Without the pictures, repeat the listing character for character.

[Extracted data entries]
++++++++

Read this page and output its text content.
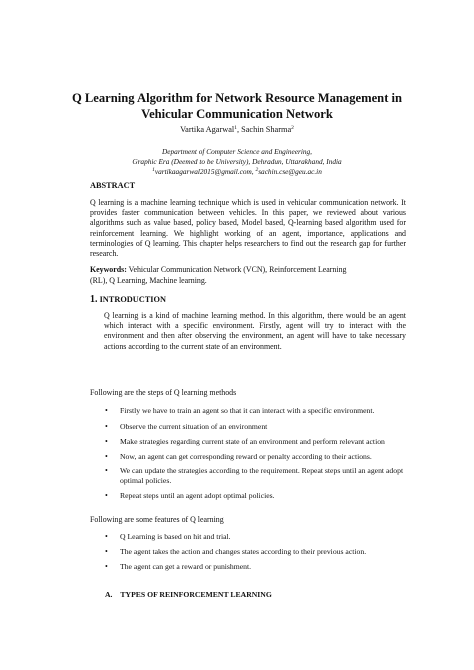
Q Learning Algorithm for Network Resource Management in
Vehicular Communication Network
Vartika Agarwal$^1$, Sachin Sharma$^2$
Department of Computer Science and Engineering,
Graphic Era (Deemed to be University), Dehradun, Uttarakhand, India
$^1$vartikaagarwal2015@gmail.com, $^2$sachin.cse@geu.ac.in
ABSTRACT
Q learning is a machine learning technique which is used in vehicular communication network. It
provides faster communication between vehicles. In this paper, we reviewed about various
algorithms such as value based, policy based, Model based, Q-learning based algorithm used for
reinforcement learning. We highlight working of an agent, importance, applications and
terminologies of Q learning. This chapter helps researchers to find out the research gap for further
research.
Keywords: Vehicular Communication Network (VCN), Reinforcement Learning
(RL), Q Learning, Machine learning.
1. INTRODUCTION
Q learning is a kind of machine learning method. In this algorithm, there would be an agent
which interact with a specific environment. Firstly, agent will try to interact with the
environment and then after observing the environment, an agent will have to take necessary
actions according to the current state of an environment.
Following are the steps of Q learning methods
• Firstly we have to train an agent so that it can interact with a specific environment.
• Observe the current situation of an environment
• Make strategies regarding current state of an environment and perform relevant action
• Now, an agent can get corresponding reward or penalty according to their actions.
• We can update the strategies according to the requirement. Repeat steps until an agent adopt
optimal policies.
• Repeat steps until an agent adopt optimal policies.
Following are some features of Q learning
• Q Learning is based on hit and trial.
• The agent takes the action and changes states according to their previous action.
• The agent can get a reward or punishment.
A. TYPES OF REINFORCEMENT LEARNING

++++++++

SOLUTION BELOW ▸
Read this page and output its text content.
Q Learning Algorithm for Network Resource Management in
Vehicular Communication Network
Vartika Agarwal$^1$, Sachin Sharma$^2$
Department of Computer Science and Engineering,
Graphic Era (Deemed to be University), Dehradun, Uttarakhand, India
$^1$vartikaagarwal2015@gmail.com, $^2$sachin.cse@geu.ac.in
ABSTRACT
Q learning is a machine learning technique which is used in vehicular communication network. It
provides faster communication between vehicles. In this paper, we reviewed about various
algorithms such as value based, policy based, Model based, Q-learning based algorithm used for
reinforcement learning. We highlight working of an agent, importance, applications and
terminologies of Q learning. This chapter helps researchers to find out the research gap for further
research.
Keywords: Vehicular Communication Network (VCN), Reinforcement Learning
(RL), Q Learning, Machine learning.
1. INTRODUCTION
Q learning is a kind of machine learning method. In this algorithm, there would be an agent
which interact with a specific environment. Firstly, agent will try to interact with the
environment and then after observing the environment, an agent will have to take necessary
actions according to the current state of an environment.
Following are the steps of Q learning methods
• Firstly we have to train an agent so that it can interact with a specific environment.
• Observe the current situation of an environment
• Make strategies regarding current state of an environment and perform relevant action
• Now, an agent can get corresponding reward or penalty according to their actions.
• We can update the strategies according to the requirement. Repeat steps until an agent adopt
optimal policies.
• Repeat steps until an agent adopt optimal policies.
Following are some features of Q learning
• Q Learning is based on hit and trial.
• The agent takes the action and changes states according to their previous action.
• The agent can get a reward or punishment.
A. TYPES OF REINFORCEMENT LEARNING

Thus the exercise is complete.